### SHORT PROBLEM
Exactly repeat all the records below, omitting the images they hold.

Data entries:
========================================================================

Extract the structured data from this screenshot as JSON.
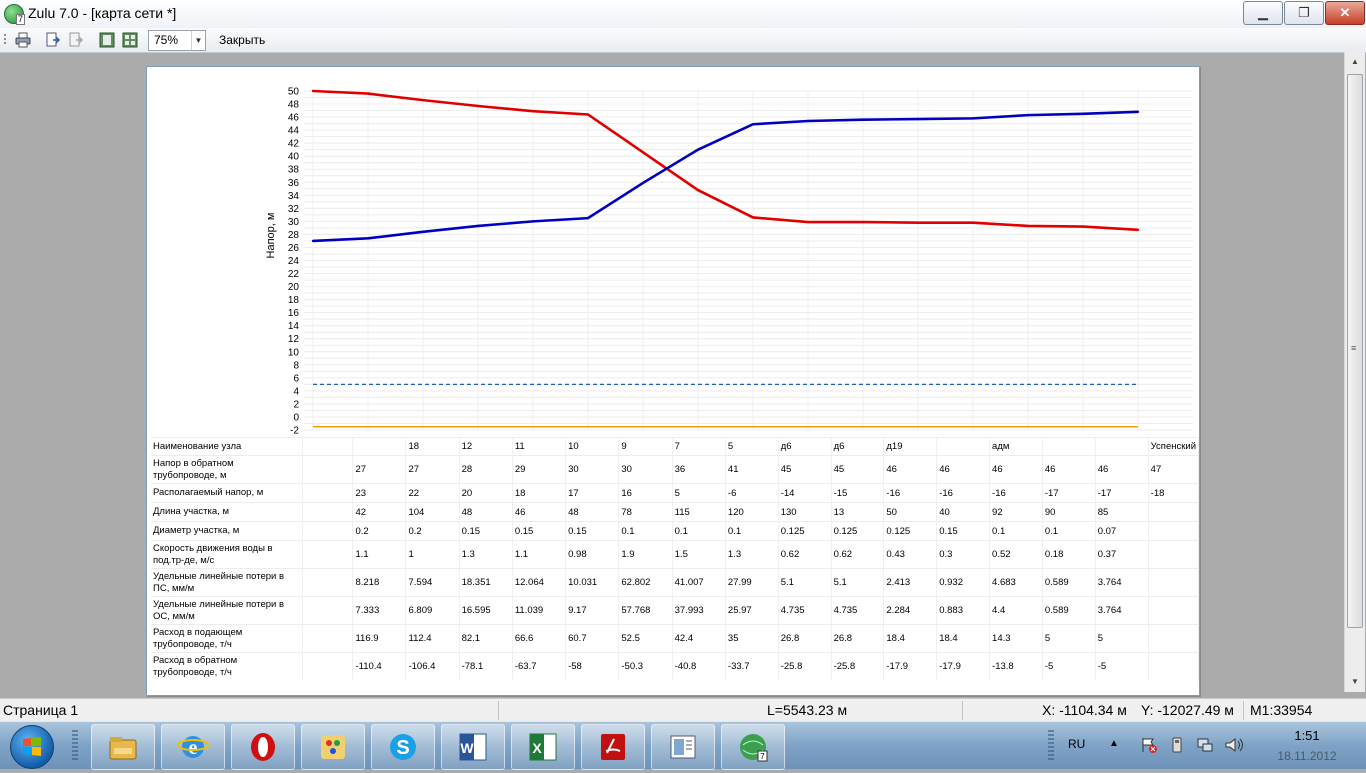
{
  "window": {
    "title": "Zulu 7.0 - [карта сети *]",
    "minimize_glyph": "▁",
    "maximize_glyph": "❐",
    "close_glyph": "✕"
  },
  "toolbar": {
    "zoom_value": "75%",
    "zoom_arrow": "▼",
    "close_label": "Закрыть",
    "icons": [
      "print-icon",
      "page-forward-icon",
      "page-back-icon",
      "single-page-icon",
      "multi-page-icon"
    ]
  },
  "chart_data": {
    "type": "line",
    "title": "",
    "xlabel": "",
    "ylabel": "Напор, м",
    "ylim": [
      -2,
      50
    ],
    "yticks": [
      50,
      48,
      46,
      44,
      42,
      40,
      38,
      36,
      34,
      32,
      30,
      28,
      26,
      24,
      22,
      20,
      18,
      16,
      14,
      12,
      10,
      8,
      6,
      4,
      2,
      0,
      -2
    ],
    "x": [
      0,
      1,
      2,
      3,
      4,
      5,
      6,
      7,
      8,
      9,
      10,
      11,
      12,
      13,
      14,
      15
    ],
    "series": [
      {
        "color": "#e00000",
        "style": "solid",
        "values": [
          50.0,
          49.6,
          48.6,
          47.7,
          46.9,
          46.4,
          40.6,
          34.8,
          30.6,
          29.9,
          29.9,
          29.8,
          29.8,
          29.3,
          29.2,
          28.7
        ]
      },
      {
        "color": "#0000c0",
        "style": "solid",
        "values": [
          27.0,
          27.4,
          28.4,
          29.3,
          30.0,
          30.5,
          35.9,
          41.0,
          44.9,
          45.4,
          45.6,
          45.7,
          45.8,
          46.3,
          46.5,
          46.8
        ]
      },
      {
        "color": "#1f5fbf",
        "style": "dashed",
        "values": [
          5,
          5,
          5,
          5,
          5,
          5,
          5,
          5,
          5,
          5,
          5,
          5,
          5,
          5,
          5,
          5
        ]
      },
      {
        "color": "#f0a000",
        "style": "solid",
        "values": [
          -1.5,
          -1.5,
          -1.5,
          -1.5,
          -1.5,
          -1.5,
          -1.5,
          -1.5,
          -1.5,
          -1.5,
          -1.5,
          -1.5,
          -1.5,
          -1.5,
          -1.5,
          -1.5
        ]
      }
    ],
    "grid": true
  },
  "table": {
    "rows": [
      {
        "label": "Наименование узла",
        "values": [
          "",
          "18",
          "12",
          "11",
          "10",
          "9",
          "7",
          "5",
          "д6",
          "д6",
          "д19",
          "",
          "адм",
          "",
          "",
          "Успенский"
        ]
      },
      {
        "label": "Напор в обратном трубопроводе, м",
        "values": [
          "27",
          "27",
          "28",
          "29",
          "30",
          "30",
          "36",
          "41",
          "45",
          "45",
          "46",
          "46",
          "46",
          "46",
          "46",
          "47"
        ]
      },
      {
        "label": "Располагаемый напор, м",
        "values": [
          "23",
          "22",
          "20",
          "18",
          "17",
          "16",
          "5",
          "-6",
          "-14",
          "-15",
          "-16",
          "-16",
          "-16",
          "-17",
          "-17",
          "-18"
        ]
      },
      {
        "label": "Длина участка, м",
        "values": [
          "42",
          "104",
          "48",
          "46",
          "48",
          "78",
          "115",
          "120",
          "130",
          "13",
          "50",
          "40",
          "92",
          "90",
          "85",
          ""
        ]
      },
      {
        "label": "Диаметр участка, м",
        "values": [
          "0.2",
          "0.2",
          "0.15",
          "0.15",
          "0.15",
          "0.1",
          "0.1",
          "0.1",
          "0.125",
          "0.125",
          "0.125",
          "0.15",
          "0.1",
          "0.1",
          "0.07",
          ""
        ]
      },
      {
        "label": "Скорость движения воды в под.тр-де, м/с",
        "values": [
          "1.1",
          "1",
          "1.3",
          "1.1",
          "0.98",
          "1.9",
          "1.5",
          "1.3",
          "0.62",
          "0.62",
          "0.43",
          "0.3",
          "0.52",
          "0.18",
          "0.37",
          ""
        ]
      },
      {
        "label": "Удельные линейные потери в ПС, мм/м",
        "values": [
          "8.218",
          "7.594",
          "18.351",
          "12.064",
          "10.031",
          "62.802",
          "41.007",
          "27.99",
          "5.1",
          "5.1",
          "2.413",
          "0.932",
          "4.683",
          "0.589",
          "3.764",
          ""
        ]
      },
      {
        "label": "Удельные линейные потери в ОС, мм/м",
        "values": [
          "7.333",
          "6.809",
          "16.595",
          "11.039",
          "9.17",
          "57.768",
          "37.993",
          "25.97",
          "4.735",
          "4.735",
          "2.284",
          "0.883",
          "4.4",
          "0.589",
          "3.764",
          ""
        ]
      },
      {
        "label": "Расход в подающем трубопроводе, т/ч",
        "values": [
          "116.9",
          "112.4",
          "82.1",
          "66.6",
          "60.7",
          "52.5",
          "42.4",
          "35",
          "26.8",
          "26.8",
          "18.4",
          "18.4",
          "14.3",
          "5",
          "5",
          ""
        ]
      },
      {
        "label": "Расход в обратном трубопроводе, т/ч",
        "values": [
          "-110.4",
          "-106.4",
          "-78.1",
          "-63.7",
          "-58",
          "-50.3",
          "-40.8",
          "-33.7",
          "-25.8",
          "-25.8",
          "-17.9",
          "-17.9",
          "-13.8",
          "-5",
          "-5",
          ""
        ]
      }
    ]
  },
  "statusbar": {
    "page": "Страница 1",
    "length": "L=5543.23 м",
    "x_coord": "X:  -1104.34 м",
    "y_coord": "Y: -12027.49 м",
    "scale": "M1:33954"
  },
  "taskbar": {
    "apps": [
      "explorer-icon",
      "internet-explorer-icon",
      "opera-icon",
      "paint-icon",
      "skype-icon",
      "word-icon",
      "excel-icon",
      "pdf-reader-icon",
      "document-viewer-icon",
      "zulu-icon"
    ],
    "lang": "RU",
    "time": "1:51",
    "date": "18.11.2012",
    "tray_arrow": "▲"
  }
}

========================================================================

### THE COMPLETED TASK
Extract the structured data from this screenshot as JSON.
{
  "window": {
    "title": "Zulu 7.0 - [карта сети *]",
    "minimize_glyph": "▁",
    "maximize_glyph": "❐",
    "close_glyph": "✕"
  },
  "toolbar": {
    "zoom_value": "75%",
    "zoom_arrow": "▼",
    "close_label": "Закрыть",
    "icons": [
      "print-icon",
      "page-forward-icon",
      "page-back-icon",
      "single-page-icon",
      "multi-page-icon"
    ]
  },
  "chart_data": {
    "type": "line",
    "title": "",
    "xlabel": "",
    "ylabel": "Напор, м",
    "ylim": [
      -2,
      50
    ],
    "yticks": [
      50,
      48,
      46,
      44,
      42,
      40,
      38,
      36,
      34,
      32,
      30,
      28,
      26,
      24,
      22,
      20,
      18,
      16,
      14,
      12,
      10,
      8,
      6,
      4,
      2,
      0,
      -2
    ],
    "x": [
      0,
      1,
      2,
      3,
      4,
      5,
      6,
      7,
      8,
      9,
      10,
      11,
      12,
      13,
      14,
      15
    ],
    "series": [
      {
        "color": "#e00000",
        "style": "solid",
        "values": [
          50.0,
          49.6,
          48.6,
          47.7,
          46.9,
          46.4,
          40.6,
          34.8,
          30.6,
          29.9,
          29.9,
          29.8,
          29.8,
          29.3,
          29.2,
          28.7
        ]
      },
      {
        "color": "#0000c0",
        "style": "solid",
        "values": [
          27.0,
          27.4,
          28.4,
          29.3,
          30.0,
          30.5,
          35.9,
          41.0,
          44.9,
          45.4,
          45.6,
          45.7,
          45.8,
          46.3,
          46.5,
          46.8
        ]
      },
      {
        "color": "#1f5fbf",
        "style": "dashed",
        "values": [
          5,
          5,
          5,
          5,
          5,
          5,
          5,
          5,
          5,
          5,
          5,
          5,
          5,
          5,
          5,
          5
        ]
      },
      {
        "color": "#f0a000",
        "style": "solid",
        "values": [
          -1.5,
          -1.5,
          -1.5,
          -1.5,
          -1.5,
          -1.5,
          -1.5,
          -1.5,
          -1.5,
          -1.5,
          -1.5,
          -1.5,
          -1.5,
          -1.5,
          -1.5,
          -1.5
        ]
      }
    ],
    "grid": true
  },
  "table": {
    "rows": [
      {
        "label": "Наименование узла",
        "values": [
          "",
          "18",
          "12",
          "11",
          "10",
          "9",
          "7",
          "5",
          "д6",
          "д6",
          "д19",
          "",
          "адм",
          "",
          "",
          "Успенский"
        ]
      },
      {
        "label": "Напор в обратном трубопроводе, м",
        "values": [
          "27",
          "27",
          "28",
          "29",
          "30",
          "30",
          "36",
          "41",
          "45",
          "45",
          "46",
          "46",
          "46",
          "46",
          "46",
          "47"
        ]
      },
      {
        "label": "Располагаемый напор, м",
        "values": [
          "23",
          "22",
          "20",
          "18",
          "17",
          "16",
          "5",
          "-6",
          "-14",
          "-15",
          "-16",
          "-16",
          "-16",
          "-17",
          "-17",
          "-18"
        ]
      },
      {
        "label": "Длина участка, м",
        "values": [
          "42",
          "104",
          "48",
          "46",
          "48",
          "78",
          "115",
          "120",
          "130",
          "13",
          "50",
          "40",
          "92",
          "90",
          "85",
          ""
        ]
      },
      {
        "label": "Диаметр участка, м",
        "values": [
          "0.2",
          "0.2",
          "0.15",
          "0.15",
          "0.15",
          "0.1",
          "0.1",
          "0.1",
          "0.125",
          "0.125",
          "0.125",
          "0.15",
          "0.1",
          "0.1",
          "0.07",
          ""
        ]
      },
      {
        "label": "Скорость движения воды в под.тр-де, м/с",
        "values": [
          "1.1",
          "1",
          "1.3",
          "1.1",
          "0.98",
          "1.9",
          "1.5",
          "1.3",
          "0.62",
          "0.62",
          "0.43",
          "0.3",
          "0.52",
          "0.18",
          "0.37",
          ""
        ]
      },
      {
        "label": "Удельные линейные потери в ПС, мм/м",
        "values": [
          "8.218",
          "7.594",
          "18.351",
          "12.064",
          "10.031",
          "62.802",
          "41.007",
          "27.99",
          "5.1",
          "5.1",
          "2.413",
          "0.932",
          "4.683",
          "0.589",
          "3.764",
          ""
        ]
      },
      {
        "label": "Удельные линейные потери в ОС, мм/м",
        "values": [
          "7.333",
          "6.809",
          "16.595",
          "11.039",
          "9.17",
          "57.768",
          "37.993",
          "25.97",
          "4.735",
          "4.735",
          "2.284",
          "0.883",
          "4.4",
          "0.589",
          "3.764",
          ""
        ]
      },
      {
        "label": "Расход в подающем трубопроводе, т/ч",
        "values": [
          "116.9",
          "112.4",
          "82.1",
          "66.6",
          "60.7",
          "52.5",
          "42.4",
          "35",
          "26.8",
          "26.8",
          "18.4",
          "18.4",
          "14.3",
          "5",
          "5",
          ""
        ]
      },
      {
        "label": "Расход в обратном трубопроводе, т/ч",
        "values": [
          "-110.4",
          "-106.4",
          "-78.1",
          "-63.7",
          "-58",
          "-50.3",
          "-40.8",
          "-33.7",
          "-25.8",
          "-25.8",
          "-17.9",
          "-17.9",
          "-13.8",
          "-5",
          "-5",
          ""
        ]
      }
    ]
  },
  "statusbar": {
    "page": "Страница 1",
    "length": "L=5543.23 м",
    "x_coord": "X:  -1104.34 м",
    "y_coord": "Y: -12027.49 м",
    "scale": "M1:33954"
  },
  "taskbar": {
    "apps": [
      "explorer-icon",
      "internet-explorer-icon",
      "opera-icon",
      "paint-icon",
      "skype-icon",
      "word-icon",
      "excel-icon",
      "pdf-reader-icon",
      "document-viewer-icon",
      "zulu-icon"
    ],
    "lang": "RU",
    "time": "1:51",
    "date": "18.11.2012",
    "tray_arrow": "▲"
  }
}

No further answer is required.